Data extract:
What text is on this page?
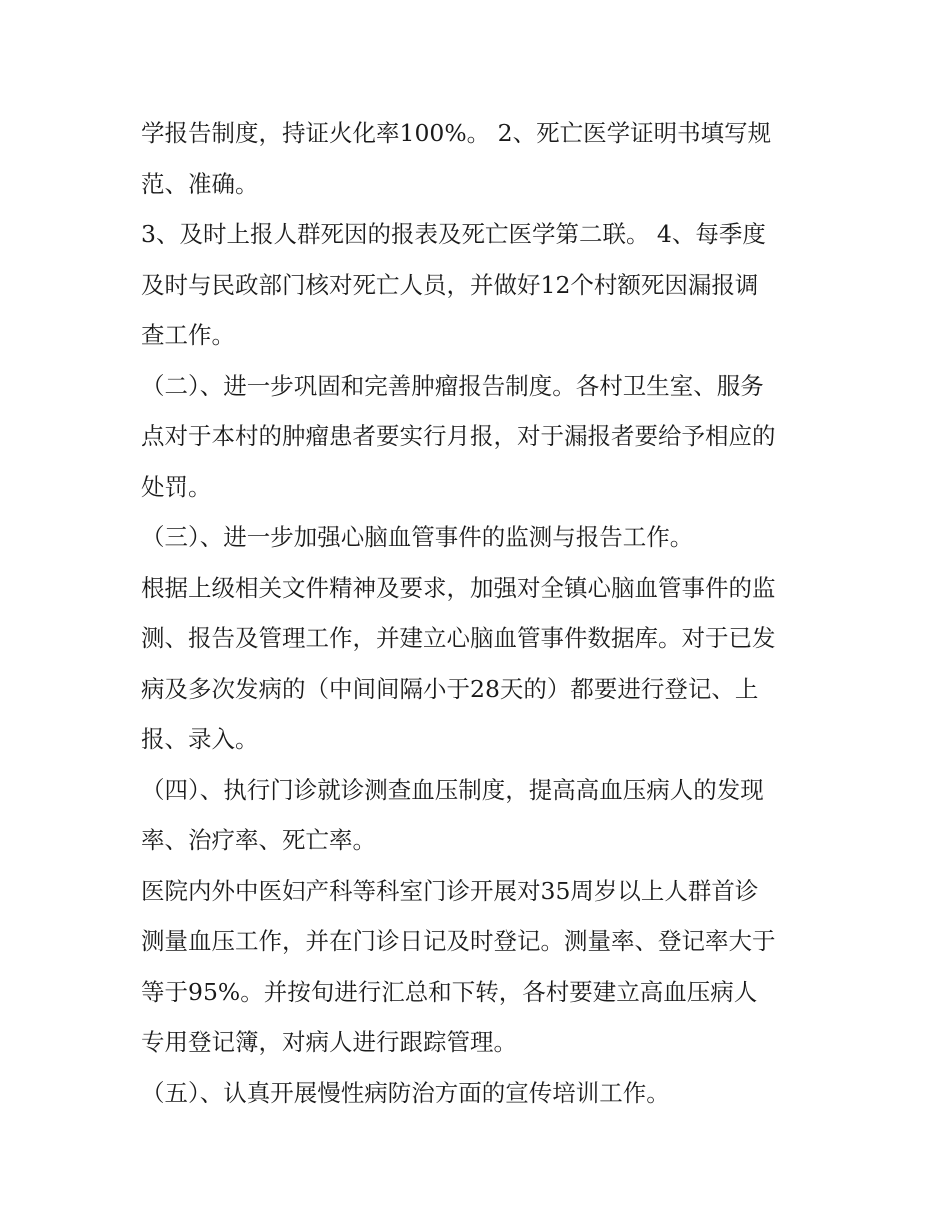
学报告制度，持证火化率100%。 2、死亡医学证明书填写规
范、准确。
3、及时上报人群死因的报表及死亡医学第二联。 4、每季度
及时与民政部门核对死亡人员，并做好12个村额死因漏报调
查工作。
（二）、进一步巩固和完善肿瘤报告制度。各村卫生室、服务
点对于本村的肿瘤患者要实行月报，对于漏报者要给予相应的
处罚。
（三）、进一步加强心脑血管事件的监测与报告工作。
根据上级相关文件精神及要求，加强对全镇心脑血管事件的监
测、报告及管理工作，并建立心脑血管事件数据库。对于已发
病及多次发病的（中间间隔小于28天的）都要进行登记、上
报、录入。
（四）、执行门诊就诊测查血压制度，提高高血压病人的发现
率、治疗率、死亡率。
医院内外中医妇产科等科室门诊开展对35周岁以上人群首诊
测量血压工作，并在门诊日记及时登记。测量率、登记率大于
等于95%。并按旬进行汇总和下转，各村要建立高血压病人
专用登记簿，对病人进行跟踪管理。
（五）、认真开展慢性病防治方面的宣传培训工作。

==

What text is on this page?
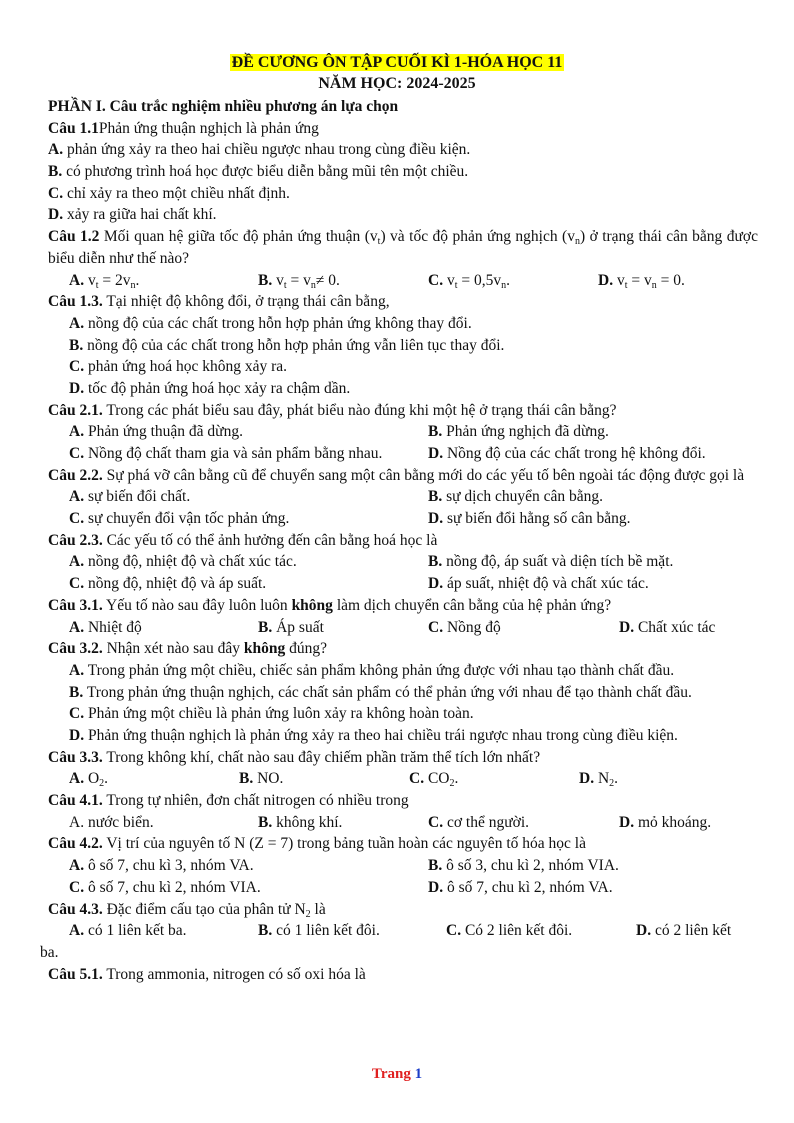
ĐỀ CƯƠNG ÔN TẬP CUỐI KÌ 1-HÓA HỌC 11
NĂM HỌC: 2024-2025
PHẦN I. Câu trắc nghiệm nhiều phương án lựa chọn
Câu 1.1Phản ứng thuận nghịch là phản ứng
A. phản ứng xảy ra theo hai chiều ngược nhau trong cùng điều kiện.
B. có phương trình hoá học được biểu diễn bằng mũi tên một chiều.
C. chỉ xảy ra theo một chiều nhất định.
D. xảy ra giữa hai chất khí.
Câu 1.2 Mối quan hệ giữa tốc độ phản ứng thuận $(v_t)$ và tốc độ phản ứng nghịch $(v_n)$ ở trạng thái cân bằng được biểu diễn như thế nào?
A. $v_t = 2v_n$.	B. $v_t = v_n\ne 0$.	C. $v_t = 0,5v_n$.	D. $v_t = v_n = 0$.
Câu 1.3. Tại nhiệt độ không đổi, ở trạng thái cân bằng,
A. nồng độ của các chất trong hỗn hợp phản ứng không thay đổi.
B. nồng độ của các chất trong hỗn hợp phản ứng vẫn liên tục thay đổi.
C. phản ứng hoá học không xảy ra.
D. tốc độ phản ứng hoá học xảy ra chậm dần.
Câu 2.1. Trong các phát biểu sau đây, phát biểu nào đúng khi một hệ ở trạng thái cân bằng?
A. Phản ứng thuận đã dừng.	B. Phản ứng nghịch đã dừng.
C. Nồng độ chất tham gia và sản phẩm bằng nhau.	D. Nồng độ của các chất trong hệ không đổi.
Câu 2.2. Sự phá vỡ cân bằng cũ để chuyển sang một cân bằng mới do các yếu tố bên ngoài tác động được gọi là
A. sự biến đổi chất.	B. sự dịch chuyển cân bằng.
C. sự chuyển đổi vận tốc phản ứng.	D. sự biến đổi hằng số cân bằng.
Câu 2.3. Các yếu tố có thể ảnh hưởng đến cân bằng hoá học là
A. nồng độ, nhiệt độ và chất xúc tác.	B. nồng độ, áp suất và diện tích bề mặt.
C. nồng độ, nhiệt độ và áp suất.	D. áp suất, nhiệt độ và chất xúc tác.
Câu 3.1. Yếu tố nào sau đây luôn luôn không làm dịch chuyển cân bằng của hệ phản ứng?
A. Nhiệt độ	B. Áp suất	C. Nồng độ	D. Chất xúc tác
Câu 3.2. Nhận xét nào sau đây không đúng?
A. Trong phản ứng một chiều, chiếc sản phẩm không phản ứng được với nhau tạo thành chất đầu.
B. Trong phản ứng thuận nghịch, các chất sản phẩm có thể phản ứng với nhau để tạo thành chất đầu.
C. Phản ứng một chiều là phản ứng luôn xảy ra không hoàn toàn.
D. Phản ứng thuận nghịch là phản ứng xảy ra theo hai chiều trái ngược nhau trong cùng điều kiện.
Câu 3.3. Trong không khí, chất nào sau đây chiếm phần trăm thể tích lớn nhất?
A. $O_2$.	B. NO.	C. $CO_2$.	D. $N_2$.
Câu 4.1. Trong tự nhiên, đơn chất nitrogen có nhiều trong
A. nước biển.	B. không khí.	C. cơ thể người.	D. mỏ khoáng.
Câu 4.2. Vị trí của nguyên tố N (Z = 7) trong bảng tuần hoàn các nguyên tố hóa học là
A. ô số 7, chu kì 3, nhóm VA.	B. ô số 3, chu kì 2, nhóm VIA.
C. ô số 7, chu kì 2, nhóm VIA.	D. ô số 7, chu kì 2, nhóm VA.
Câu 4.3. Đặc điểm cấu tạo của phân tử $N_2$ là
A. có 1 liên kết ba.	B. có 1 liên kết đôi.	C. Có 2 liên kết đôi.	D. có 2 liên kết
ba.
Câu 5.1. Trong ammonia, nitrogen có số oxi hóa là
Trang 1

Short problem:
Return all lines with the word "giữa" in them.

Task answer:
D. xảy ra giữa hai chất khí.
Câu 1.2 Mối quan hệ giữa tốc độ phản ứng thuận $(v_t)$ và tốc độ phản ứng nghịch $(v_n)$ ở trạng thái cân bằng được biểu diễn như thế nào?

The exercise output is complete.